* _Task requirements_
Turn everything from the line containing "Output each element" down to the line containing "y-tick-label: 4000 bbox=[62, 293, 86, 305]" into a numbered list, with no blank lines and no pictures.

-- START OF Input data --

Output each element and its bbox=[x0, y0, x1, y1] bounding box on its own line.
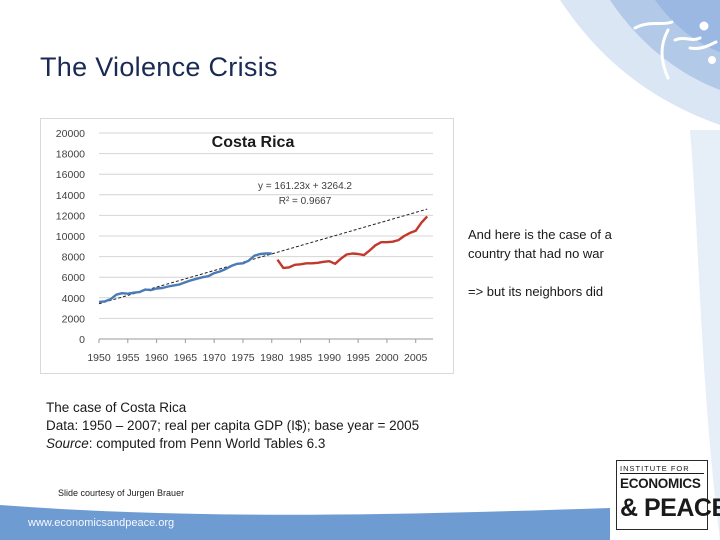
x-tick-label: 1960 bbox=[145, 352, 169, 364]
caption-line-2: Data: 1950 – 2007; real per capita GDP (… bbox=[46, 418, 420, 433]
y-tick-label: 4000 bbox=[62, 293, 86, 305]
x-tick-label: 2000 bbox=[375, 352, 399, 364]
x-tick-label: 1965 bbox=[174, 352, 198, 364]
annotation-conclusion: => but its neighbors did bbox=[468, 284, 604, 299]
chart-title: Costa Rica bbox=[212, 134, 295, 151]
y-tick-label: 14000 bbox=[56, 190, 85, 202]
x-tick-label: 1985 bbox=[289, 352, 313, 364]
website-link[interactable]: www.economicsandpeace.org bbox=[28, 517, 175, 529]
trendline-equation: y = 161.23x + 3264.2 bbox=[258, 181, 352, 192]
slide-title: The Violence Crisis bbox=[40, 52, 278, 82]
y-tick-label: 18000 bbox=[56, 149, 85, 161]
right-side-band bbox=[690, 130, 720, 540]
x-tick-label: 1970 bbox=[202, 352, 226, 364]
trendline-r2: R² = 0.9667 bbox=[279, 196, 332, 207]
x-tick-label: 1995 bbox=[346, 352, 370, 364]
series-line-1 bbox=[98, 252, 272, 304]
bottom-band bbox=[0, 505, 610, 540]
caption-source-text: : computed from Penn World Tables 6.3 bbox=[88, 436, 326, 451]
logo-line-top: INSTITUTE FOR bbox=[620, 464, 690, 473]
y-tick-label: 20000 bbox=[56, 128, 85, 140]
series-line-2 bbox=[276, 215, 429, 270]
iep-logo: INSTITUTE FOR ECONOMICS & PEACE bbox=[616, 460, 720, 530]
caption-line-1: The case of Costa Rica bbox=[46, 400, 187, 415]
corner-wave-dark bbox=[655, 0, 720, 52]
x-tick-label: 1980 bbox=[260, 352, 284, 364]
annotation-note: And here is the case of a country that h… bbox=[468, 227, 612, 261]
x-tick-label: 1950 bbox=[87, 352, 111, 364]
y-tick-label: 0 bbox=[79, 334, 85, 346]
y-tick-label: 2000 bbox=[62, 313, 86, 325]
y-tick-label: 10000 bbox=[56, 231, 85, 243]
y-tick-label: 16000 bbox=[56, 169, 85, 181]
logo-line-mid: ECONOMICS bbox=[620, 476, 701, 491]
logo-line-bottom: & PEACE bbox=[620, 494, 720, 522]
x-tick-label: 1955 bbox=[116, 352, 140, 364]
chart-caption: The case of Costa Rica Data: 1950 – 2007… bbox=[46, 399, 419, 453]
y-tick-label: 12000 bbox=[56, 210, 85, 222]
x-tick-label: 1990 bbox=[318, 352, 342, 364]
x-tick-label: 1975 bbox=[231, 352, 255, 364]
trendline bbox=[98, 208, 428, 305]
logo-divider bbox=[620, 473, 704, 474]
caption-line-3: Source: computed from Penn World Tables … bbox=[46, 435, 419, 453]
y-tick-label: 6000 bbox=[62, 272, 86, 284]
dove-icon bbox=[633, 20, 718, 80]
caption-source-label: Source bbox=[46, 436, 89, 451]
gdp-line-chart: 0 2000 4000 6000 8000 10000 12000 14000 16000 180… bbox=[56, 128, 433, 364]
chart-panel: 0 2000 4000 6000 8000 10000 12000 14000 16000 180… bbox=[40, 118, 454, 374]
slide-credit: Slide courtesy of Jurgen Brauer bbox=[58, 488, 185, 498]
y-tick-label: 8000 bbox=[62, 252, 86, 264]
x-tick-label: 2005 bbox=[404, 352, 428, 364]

-- END OF Input data --
-- START OF Input data --

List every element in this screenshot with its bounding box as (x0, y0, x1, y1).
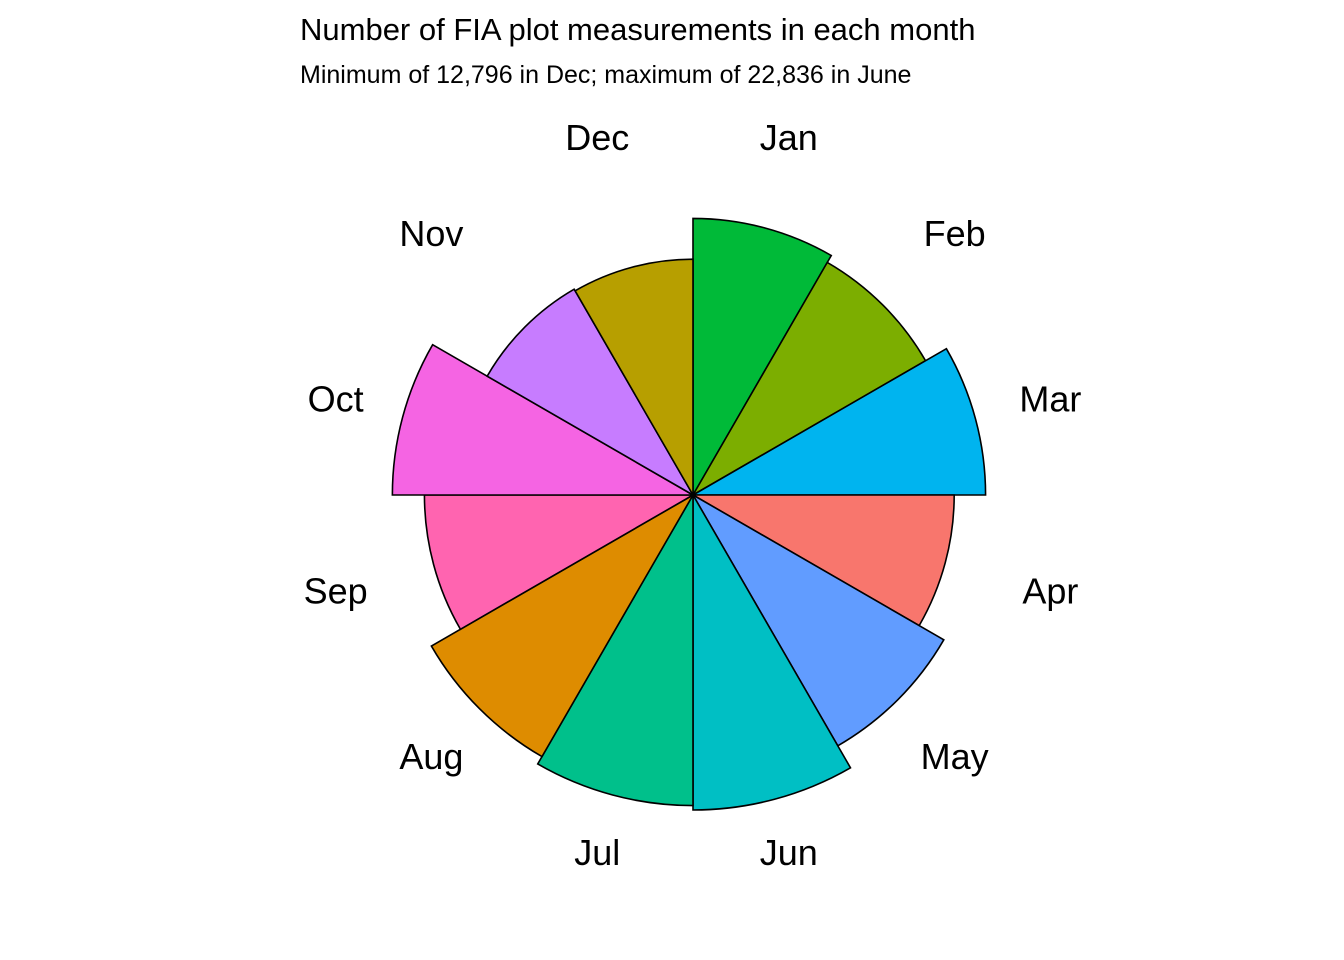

-- END OF Input data --
-- START OF Input data --

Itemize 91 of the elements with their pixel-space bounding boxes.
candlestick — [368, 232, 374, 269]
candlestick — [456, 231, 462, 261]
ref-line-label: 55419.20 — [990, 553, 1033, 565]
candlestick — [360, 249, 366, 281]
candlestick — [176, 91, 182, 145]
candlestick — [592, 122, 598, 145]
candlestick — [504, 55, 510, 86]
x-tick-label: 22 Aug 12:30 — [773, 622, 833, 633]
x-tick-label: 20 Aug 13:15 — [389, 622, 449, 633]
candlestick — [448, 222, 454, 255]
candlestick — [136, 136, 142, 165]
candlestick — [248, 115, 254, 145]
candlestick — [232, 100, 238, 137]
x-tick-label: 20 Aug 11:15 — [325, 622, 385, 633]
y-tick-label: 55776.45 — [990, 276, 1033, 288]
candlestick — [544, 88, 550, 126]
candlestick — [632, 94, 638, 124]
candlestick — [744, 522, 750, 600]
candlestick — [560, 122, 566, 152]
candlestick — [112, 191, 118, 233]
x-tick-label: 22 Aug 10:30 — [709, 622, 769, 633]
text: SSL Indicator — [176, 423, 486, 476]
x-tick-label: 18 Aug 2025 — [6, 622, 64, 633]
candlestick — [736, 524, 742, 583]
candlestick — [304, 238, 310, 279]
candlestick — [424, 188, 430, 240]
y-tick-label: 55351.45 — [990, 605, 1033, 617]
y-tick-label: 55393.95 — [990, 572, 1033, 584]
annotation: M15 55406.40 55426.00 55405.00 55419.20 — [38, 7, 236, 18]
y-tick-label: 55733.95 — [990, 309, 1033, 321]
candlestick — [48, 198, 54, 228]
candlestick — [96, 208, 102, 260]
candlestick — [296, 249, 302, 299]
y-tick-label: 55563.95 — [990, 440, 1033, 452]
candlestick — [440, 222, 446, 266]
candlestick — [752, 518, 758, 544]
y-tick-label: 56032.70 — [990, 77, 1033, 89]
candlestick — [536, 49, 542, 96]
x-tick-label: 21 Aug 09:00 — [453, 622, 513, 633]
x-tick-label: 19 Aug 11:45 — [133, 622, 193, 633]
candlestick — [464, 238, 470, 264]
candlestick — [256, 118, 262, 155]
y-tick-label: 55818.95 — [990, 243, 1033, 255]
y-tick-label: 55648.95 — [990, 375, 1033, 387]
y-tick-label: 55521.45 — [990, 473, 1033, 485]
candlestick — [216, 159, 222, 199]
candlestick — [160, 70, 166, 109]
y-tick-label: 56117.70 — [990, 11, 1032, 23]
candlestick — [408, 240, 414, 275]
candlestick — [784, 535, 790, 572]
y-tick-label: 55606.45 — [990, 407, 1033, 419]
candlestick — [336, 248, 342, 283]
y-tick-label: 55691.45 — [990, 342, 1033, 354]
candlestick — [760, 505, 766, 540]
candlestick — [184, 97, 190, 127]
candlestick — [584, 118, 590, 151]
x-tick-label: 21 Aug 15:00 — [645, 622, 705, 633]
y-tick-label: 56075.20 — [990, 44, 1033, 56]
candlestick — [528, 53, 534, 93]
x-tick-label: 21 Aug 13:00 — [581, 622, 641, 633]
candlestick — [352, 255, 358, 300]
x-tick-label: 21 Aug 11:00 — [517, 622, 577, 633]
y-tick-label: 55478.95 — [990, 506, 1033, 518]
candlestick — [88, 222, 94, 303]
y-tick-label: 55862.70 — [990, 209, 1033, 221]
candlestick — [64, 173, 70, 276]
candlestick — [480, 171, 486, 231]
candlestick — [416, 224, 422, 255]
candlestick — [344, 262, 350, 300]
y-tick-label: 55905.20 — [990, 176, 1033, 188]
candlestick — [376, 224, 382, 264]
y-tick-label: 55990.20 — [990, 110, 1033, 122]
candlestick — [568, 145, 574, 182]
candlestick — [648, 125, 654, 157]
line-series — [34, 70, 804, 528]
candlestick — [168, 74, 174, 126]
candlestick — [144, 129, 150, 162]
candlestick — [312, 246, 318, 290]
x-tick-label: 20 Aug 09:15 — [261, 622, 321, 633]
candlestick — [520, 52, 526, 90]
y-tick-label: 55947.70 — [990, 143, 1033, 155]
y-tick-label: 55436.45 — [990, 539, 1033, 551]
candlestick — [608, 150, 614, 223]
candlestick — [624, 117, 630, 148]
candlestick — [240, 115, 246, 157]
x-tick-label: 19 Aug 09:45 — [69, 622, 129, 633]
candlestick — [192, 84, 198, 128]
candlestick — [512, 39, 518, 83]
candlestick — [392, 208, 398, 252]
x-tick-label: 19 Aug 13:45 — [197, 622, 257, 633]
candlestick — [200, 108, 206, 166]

-- END OF Input data --

* _Written answer_
1. Output each element and its bbox=[x0, y0, x1, y1] bounding box on its own line.
2. x-tick-label: 1960 bbox=[145, 352, 169, 364]
3. caption-line-2: Data: 1950 – 2007; real per capita GDP (… bbox=[46, 418, 420, 433]
4. y-tick-label: 4000 bbox=[62, 293, 86, 305]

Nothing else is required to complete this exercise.